** BEGIN **

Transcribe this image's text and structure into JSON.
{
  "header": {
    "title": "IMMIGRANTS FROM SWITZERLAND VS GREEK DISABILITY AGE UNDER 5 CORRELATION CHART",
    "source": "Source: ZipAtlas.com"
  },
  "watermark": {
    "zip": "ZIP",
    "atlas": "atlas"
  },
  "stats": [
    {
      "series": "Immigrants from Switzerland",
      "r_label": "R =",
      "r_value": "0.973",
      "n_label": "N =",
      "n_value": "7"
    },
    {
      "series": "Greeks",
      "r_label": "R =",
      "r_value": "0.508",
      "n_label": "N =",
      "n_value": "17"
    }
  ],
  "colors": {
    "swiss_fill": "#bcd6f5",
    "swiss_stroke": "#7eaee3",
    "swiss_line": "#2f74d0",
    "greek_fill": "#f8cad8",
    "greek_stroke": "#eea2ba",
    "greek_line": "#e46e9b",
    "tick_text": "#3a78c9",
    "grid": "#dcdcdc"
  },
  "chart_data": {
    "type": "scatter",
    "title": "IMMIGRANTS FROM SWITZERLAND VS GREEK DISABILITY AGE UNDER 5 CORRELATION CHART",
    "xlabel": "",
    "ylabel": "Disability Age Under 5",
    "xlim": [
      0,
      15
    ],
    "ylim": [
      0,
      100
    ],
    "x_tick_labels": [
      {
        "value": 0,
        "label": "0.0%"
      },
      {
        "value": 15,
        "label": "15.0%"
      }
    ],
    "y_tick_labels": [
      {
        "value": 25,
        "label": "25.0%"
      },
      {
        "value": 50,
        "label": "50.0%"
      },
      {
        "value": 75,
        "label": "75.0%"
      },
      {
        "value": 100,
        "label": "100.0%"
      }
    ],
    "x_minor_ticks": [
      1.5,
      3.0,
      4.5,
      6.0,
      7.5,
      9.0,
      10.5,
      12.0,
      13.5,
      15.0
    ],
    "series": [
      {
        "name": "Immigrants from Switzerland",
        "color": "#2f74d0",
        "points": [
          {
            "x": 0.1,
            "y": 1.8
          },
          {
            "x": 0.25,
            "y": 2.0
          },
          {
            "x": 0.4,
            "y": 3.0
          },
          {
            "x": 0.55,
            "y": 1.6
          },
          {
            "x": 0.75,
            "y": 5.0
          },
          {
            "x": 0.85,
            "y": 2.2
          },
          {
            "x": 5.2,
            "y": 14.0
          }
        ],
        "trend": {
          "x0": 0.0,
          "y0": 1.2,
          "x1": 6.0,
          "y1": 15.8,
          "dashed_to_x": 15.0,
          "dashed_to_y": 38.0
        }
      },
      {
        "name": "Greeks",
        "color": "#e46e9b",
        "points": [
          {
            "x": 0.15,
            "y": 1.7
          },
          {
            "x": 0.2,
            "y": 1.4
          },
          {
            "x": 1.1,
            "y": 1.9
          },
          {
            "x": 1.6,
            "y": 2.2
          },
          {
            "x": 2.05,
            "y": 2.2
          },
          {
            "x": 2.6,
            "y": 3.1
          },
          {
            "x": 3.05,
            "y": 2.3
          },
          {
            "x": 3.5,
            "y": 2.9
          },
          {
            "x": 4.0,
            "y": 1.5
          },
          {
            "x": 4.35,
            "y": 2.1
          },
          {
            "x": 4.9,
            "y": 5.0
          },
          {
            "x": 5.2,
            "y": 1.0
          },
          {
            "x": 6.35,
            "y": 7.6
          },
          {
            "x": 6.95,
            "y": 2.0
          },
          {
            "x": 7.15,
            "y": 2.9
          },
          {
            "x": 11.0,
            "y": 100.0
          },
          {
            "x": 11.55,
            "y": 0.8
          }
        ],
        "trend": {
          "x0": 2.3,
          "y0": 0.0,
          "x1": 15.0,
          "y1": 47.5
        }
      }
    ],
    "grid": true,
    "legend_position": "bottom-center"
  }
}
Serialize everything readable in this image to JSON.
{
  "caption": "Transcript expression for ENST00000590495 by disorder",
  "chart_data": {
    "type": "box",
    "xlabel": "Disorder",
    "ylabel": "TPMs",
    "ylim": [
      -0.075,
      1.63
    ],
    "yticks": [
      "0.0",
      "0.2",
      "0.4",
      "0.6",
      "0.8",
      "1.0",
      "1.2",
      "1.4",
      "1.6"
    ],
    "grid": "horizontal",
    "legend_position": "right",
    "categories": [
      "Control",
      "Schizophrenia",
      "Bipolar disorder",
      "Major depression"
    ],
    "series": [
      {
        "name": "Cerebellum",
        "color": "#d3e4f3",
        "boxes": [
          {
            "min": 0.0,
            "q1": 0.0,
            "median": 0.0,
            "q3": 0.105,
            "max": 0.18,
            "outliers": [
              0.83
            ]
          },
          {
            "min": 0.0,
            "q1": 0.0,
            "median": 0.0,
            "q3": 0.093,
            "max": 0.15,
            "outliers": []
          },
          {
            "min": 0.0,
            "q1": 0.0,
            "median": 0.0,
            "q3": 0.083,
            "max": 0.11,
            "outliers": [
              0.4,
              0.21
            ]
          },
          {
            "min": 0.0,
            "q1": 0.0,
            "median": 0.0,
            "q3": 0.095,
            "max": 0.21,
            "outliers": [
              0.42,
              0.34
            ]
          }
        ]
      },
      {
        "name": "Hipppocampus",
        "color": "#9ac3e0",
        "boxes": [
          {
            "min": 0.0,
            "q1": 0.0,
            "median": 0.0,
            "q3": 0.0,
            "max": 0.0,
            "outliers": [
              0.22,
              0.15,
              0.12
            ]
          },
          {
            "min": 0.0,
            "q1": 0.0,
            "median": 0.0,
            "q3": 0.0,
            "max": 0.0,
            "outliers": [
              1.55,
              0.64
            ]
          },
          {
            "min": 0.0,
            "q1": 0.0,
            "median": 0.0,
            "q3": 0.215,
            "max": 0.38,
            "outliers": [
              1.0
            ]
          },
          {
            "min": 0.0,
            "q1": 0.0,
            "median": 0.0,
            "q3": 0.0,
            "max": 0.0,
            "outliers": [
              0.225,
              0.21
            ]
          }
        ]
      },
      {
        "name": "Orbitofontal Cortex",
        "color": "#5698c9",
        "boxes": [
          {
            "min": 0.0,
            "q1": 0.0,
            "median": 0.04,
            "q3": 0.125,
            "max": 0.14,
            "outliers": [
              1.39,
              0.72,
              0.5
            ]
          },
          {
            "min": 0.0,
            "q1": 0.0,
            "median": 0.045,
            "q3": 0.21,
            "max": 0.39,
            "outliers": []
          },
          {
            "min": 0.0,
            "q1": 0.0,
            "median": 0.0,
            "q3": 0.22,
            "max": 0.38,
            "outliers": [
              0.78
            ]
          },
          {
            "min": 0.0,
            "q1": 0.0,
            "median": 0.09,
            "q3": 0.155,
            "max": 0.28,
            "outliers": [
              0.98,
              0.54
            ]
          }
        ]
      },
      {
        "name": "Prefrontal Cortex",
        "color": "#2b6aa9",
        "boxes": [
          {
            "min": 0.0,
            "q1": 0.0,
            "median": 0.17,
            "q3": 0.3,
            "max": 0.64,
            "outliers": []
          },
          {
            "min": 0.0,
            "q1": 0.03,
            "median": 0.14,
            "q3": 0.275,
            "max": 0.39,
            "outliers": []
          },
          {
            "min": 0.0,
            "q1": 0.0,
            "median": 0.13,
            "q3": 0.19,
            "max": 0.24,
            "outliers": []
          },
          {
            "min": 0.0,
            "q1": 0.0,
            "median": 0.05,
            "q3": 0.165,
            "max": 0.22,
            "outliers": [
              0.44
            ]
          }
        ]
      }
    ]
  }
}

** END **

Return all of the data exactly as it reads.

### WRITTEN ANSWER
Transcribe this image's text and structure into JSON.
{
  "header": {
    "title": "IMMIGRANTS FROM SWITZERLAND VS GREEK DISABILITY AGE UNDER 5 CORRELATION CHART",
    "source": "Source: ZipAtlas.com"
  },
  "watermark": {
    "zip": "ZIP",
    "atlas": "atlas"
  },
  "stats": [
    {
      "series": "Immigrants from Switzerland",
      "r_label": "R =",
      "r_value": "0.973",
      "n_label": "N =",
      "n_value": "7"
    },
    {
      "series": "Greeks",
      "r_label": "R =",
      "r_value": "0.508",
      "n_label": "N =",
      "n_value": "17"
    }
  ],
  "colors": {
    "swiss_fill": "#bcd6f5",
    "swiss_stroke": "#7eaee3",
    "swiss_line": "#2f74d0",
    "greek_fill": "#f8cad8",
    "greek_stroke": "#eea2ba",
    "greek_line": "#e46e9b",
    "tick_text": "#3a78c9",
    "grid": "#dcdcdc"
  },
  "chart_data": {
    "type": "scatter",
    "title": "IMMIGRANTS FROM SWITZERLAND VS GREEK DISABILITY AGE UNDER 5 CORRELATION CHART",
    "xlabel": "",
    "ylabel": "Disability Age Under 5",
    "xlim": [
      0,
      15
    ],
    "ylim": [
      0,
      100
    ],
    "x_tick_labels": [
      {
        "value": 0,
        "label": "0.0%"
      },
      {
        "value": 15,
        "label": "15.0%"
      }
    ],
    "y_tick_labels": [
      {
        "value": 25,
        "label": "25.0%"
      },
      {
        "value": 50,
        "label": "50.0%"
      },
      {
        "value": 75,
        "label": "75.0%"
      },
      {
        "value": 100,
        "label": "100.0%"
      }
    ],
    "x_minor_ticks": [
      1.5,
      3.0,
      4.5,
      6.0,
      7.5,
      9.0,
      10.5,
      12.0,
      13.5,
      15.0
    ],
    "series": [
      {
        "name": "Immigrants from Switzerland",
        "color": "#2f74d0",
        "points": [
          {
            "x": 0.1,
            "y": 1.8
          },
          {
            "x": 0.25,
            "y": 2.0
          },
          {
            "x": 0.4,
            "y": 3.0
          },
          {
            "x": 0.55,
            "y": 1.6
          },
          {
            "x": 0.75,
            "y": 5.0
          },
          {
            "x": 0.85,
            "y": 2.2
          },
          {
            "x": 5.2,
            "y": 14.0
          }
        ],
        "trend": {
          "x0": 0.0,
          "y0": 1.2,
          "x1": 6.0,
          "y1": 15.8,
          "dashed_to_x": 15.0,
          "dashed_to_y": 38.0
        }
      },
      {
        "name": "Greeks",
        "color": "#e46e9b",
        "points": [
          {
            "x": 0.15,
            "y": 1.7
          },
          {
            "x": 0.2,
            "y": 1.4
          },
          {
            "x": 1.1,
            "y": 1.9
          },
          {
            "x": 1.6,
            "y": 2.2
          },
          {
            "x": 2.05,
            "y": 2.2
          },
          {
            "x": 2.6,
            "y": 3.1
          },
          {
            "x": 3.05,
            "y": 2.3
          },
          {
            "x": 3.5,
            "y": 2.9
          },
          {
            "x": 4.0,
            "y": 1.5
          },
          {
            "x": 4.35,
            "y": 2.1
          },
          {
            "x": 4.9,
            "y": 5.0
          },
          {
            "x": 5.2,
            "y": 1.0
          },
          {
            "x": 6.35,
            "y": 7.6
          },
          {
            "x": 6.95,
            "y": 2.0
          },
          {
            "x": 7.15,
            "y": 2.9
          },
          {
            "x": 11.0,
            "y": 100.0
          },
          {
            "x": 11.55,
            "y": 0.8
          }
        ],
        "trend": {
          "x0": 2.3,
          "y0": 0.0,
          "x1": 15.0,
          "y1": 47.5
        }
      }
    ],
    "grid": true,
    "legend_position": "bottom-center"
  }
}
Serialize everything readable in this image to JSON.
{
  "caption": "Transcript expression for ENST00000590495 by disorder",
  "chart_data": {
    "type": "box",
    "xlabel": "Disorder",
    "ylabel": "TPMs",
    "ylim": [
      -0.075,
      1.63
    ],
    "yticks": [
      "0.0",
      "0.2",
      "0.4",
      "0.6",
      "0.8",
      "1.0",
      "1.2",
      "1.4",
      "1.6"
    ],
    "grid": "horizontal",
    "legend_position": "right",
    "categories": [
      "Control",
      "Schizophrenia",
      "Bipolar disorder",
      "Major depression"
    ],
    "series": [
      {
        "name": "Cerebellum",
        "color": "#d3e4f3",
        "boxes": [
          {
            "min": 0.0,
            "q1": 0.0,
            "median": 0.0,
            "q3": 0.105,
            "max": 0.18,
            "outliers": [
              0.83
            ]
          },
          {
            "min": 0.0,
            "q1": 0.0,
            "median": 0.0,
            "q3": 0.093,
            "max": 0.15,
            "outliers": []
          },
          {
            "min": 0.0,
            "q1": 0.0,
            "median": 0.0,
            "q3": 0.083,
            "max": 0.11,
            "outliers": [
              0.4,
              0.21
            ]
          },
          {
            "min": 0.0,
            "q1": 0.0,
            "median": 0.0,
            "q3": 0.095,
            "max": 0.21,
            "outliers": [
              0.42,
              0.34
            ]
          }
        ]
      },
      {
        "name": "Hipppocampus",
        "color": "#9ac3e0",
        "boxes": [
          {
            "min": 0.0,
            "q1": 0.0,
            "median": 0.0,
            "q3": 0.0,
            "max": 0.0,
            "outliers": [
              0.22,
              0.15,
              0.12
            ]
          },
          {
            "min": 0.0,
            "q1": 0.0,
            "median": 0.0,
            "q3": 0.0,
            "max": 0.0,
            "outliers": [
              1.55,
              0.64
            ]
          },
          {
            "min": 0.0,
            "q1": 0.0,
            "median": 0.0,
            "q3": 0.215,
            "max": 0.38,
            "outliers": [
              1.0
            ]
          },
          {
            "min": 0.0,
            "q1": 0.0,
            "median": 0.0,
            "q3": 0.0,
            "max": 0.0,
            "outliers": [
              0.225,
              0.21
            ]
          }
        ]
      },
      {
        "name": "Orbitofontal Cortex",
        "color": "#5698c9",
        "boxes": [
          {
            "min": 0.0,
            "q1": 0.0,
            "median": 0.04,
            "q3": 0.125,
            "max": 0.14,
            "outliers": [
              1.39,
              0.72,
              0.5
            ]
          },
          {
            "min": 0.0,
            "q1": 0.0,
            "median": 0.045,
            "q3": 0.21,
            "max": 0.39,
            "outliers": []
          },
          {
            "min": 0.0,
            "q1": 0.0,
            "median": 0.0,
            "q3": 0.22,
            "max": 0.38,
            "outliers": [
              0.78
            ]
          },
          {
            "min": 0.0,
            "q1": 0.0,
            "median": 0.09,
            "q3": 0.155,
            "max": 0.28,
            "outliers": [
              0.98,
              0.54
            ]
          }
        ]
      },
      {
        "name": "Prefrontal Cortex",
        "color": "#2b6aa9",
        "boxes": [
          {
            "min": 0.0,
            "q1": 0.0,
            "median": 0.17,
            "q3": 0.3,
            "max": 0.64,
            "outliers": []
          },
          {
            "min": 0.0,
            "q1": 0.03,
            "median": 0.14,
            "q3": 0.275,
            "max": 0.39,
            "outliers": []
          },
          {
            "min": 0.0,
            "q1": 0.0,
            "median": 0.13,
            "q3": 0.19,
            "max": 0.24,
            "outliers": []
          },
          {
            "min": 0.0,
            "q1": 0.0,
            "median": 0.05,
            "q3": 0.165,
            "max": 0.22,
            "outliers": [
              0.44
            ]
          }
        ]
      }
    ]
  }
}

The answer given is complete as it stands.